▶ Saved entries:

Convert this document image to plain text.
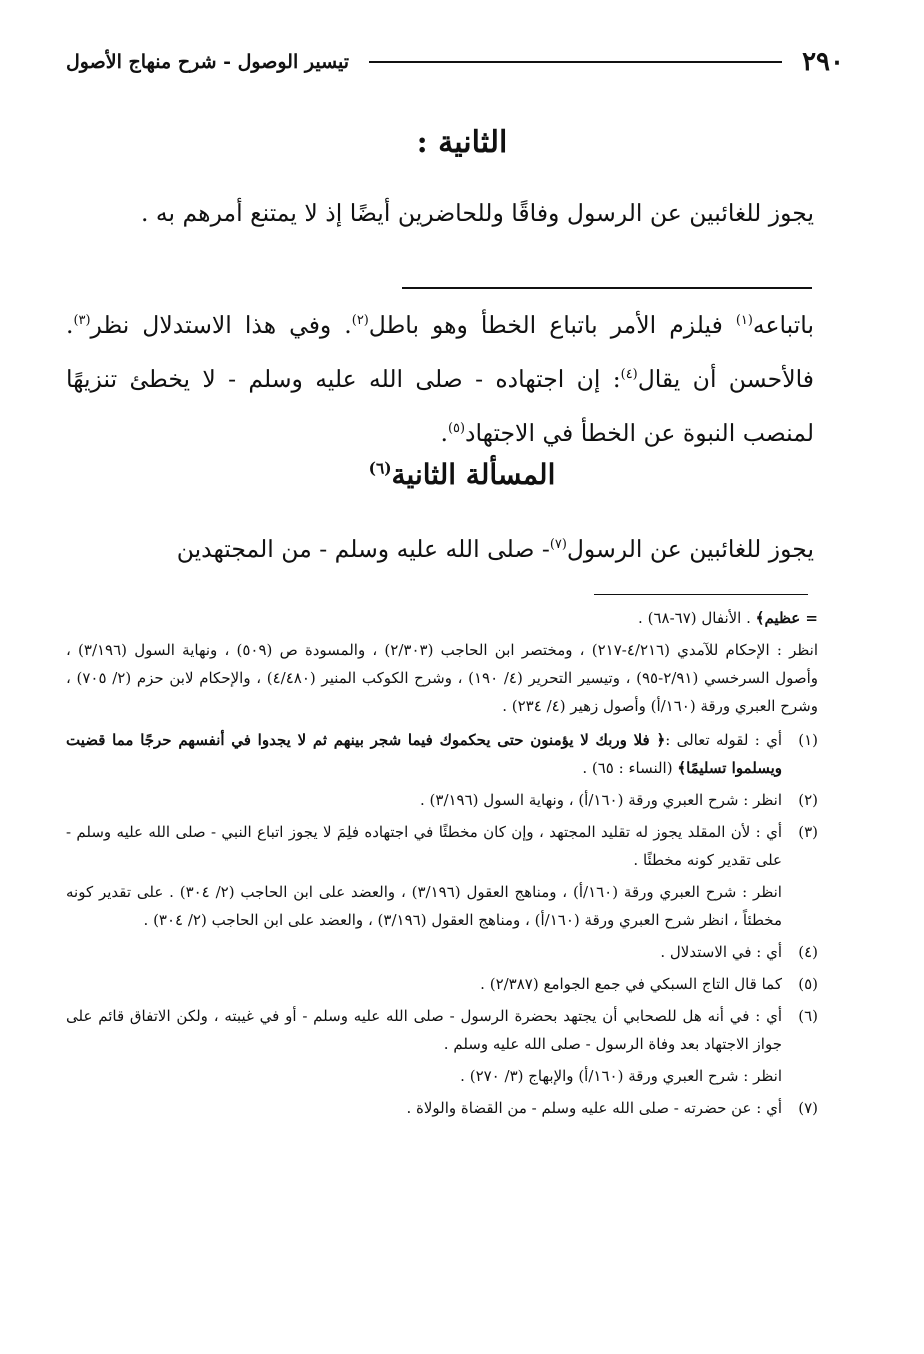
٢٩٠
تيسير الوصول - شرح منهاج الأصول
الثانية :
يجوز للغائبين عن الرسول وفاقًا وللحاضرين أيضًا إذ لا يمتنع أمرهم به .
باتباعه$^{(١)}$ فيلزم الأمر باتباع الخطأ وهو باطل$^{(٢)}$. وفي هذا الاستدلال نظر$^{(٣)}$. فالأحسن أن يقال$^{(٤)}$: إن اجتهاده - صلى الله عليه وسلم - لا يخطئ تنزيهًا لمنصب النبوة عن الخطأ في الاجتهاد$^{(٥)}$.
المسألة الثانية$^{(٦)}$
يجوز للغائبين عن الرسول$^{(٧)}$- صلى الله عليه وسلم - من المجتهدين

= عظيم﴾ . الأنفال (٦٧-٦٨) .

انظر : الإحكام للآمدي (٤/٢١٦-٢١٧) ، ومختصر ابن الحاجب (٢/٣٠٣) ، والمسودة ص (٥٠٩) ، ونهاية السول (٣/١٩٦) ، وأصول السرخسي (٢/٩١-٩٥) ، وتيسير التحرير (٤/ ١٩٠) ، وشرح الكوكب المنير (٤/٤٨٠) ، والإحكام لابن حزم (٢/ ٧٠٥) ، وشرح العبري ورقة (١٦٠/أ) وأصول زهير (٤/ ٢٣٤) .

(١)
أي : لقوله تعالى :﴿ فلا وربك لا يؤمنون حتى يحكموك فيما شجر بينهم ثم لا يجدوا في أنفسهم حرجًا مما قضيت ويسلموا تسليمًا﴾ (النساء : ٦٥) .

(٢)
انظر : شرح العبري ورقة (١٦٠/أ) ، ونهاية السول (٣/١٩٦) .

(٣)
أي : لأن المقلد يجوز له تقليد المجتهد ، وإن كان مخطئًا في اجتهاده فلِمَ لا يجوز اتباع النبي - صلى الله عليه وسلم - على تقدير كونه مخطئًا .

انظر : شرح العبري ورقة (١٦٠/أ) ، ومناهج العقول (٣/١٩٦) ، والعضد على ابن الحاجب (٢/ ٣٠٤) . على تقدير كونه مخطئاً ، انظر شرح العبري ورقة (١٦٠/أ) ، ومناهج العقول (٣/١٩٦) ، والعضد على ابن الحاجب (٢/ ٣٠٤) .

(٤)
أي : في الاستدلال .

(٥)
كما قال التاج السبكي في جمع الجوامع (٢/٣٨٧) .

(٦)
أي : في أنه هل للصحابي أن يجتهد بحضرة الرسول - صلى الله عليه وسلم - أو في غيبته ، ولكن الاتفاق قائم على جواز الاجتهاد بعد وفاة الرسول - صلى الله عليه وسلم .

انظر : شرح العبري ورقة (١٦٠/أ) والإبهاج (٣/ ٢٧٠) .

(٧)
أي : عن حضرته - صلى الله عليه وسلم - من القضاة والولاة .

▶ WHAT YOU HAVE TO DO: Keep the pictures out of your copy, and repeat every entry above exactly.

▶ RESPONSE TO THE TASK:
Convert this document image to plain text.
٢٩٠
تيسير الوصول - شرح منهاج الأصول
الثانية :
يجوز للغائبين عن الرسول وفاقًا وللحاضرين أيضًا إذ لا يمتنع أمرهم به .
باتباعه$^{(١)}$ فيلزم الأمر باتباع الخطأ وهو باطل$^{(٢)}$. وفي هذا الاستدلال نظر$^{(٣)}$. فالأحسن أن يقال$^{(٤)}$: إن اجتهاده - صلى الله عليه وسلم - لا يخطئ تنزيهًا لمنصب النبوة عن الخطأ في الاجتهاد$^{(٥)}$.
المسألة الثانية$^{(٦)}$
يجوز للغائبين عن الرسول$^{(٧)}$- صلى الله عليه وسلم - من المجتهدين

= عظيم﴾ . الأنفال (٦٧-٦٨) .

انظر : الإحكام للآمدي (٤/٢١٦-٢١٧) ، ومختصر ابن الحاجب (٢/٣٠٣) ، والمسودة ص (٥٠٩) ، ونهاية السول (٣/١٩٦) ، وأصول السرخسي (٢/٩١-٩٥) ، وتيسير التحرير (٤/ ١٩٠) ، وشرح الكوكب المنير (٤/٤٨٠) ، والإحكام لابن حزم (٢/ ٧٠٥) ، وشرح العبري ورقة (١٦٠/أ) وأصول زهير (٤/ ٢٣٤) .

(١)
أي : لقوله تعالى :﴿ فلا وربك لا يؤمنون حتى يحكموك فيما شجر بينهم ثم لا يجدوا في أنفسهم حرجًا مما قضيت ويسلموا تسليمًا﴾ (النساء : ٦٥) .

(٢)
انظر : شرح العبري ورقة (١٦٠/أ) ، ونهاية السول (٣/١٩٦) .

(٣)
أي : لأن المقلد يجوز له تقليد المجتهد ، وإن كان مخطئًا في اجتهاده فلِمَ لا يجوز اتباع النبي - صلى الله عليه وسلم - على تقدير كونه مخطئًا .

انظر : شرح العبري ورقة (١٦٠/أ) ، ومناهج العقول (٣/١٩٦) ، والعضد على ابن الحاجب (٢/ ٣٠٤) . على تقدير كونه مخطئاً ، انظر شرح العبري ورقة (١٦٠/أ) ، ومناهج العقول (٣/١٩٦) ، والعضد على ابن الحاجب (٢/ ٣٠٤) .

(٤)
أي : في الاستدلال .

(٥)
كما قال التاج السبكي في جمع الجوامع (٢/٣٨٧) .

(٦)
أي : في أنه هل للصحابي أن يجتهد بحضرة الرسول - صلى الله عليه وسلم - أو في غيبته ، ولكن الاتفاق قائم على جواز الاجتهاد بعد وفاة الرسول - صلى الله عليه وسلم .

انظر : شرح العبري ورقة (١٦٠/أ) والإبهاج (٣/ ٢٧٠) .

(٧)
أي : عن حضرته - صلى الله عليه وسلم - من القضاة والولاة .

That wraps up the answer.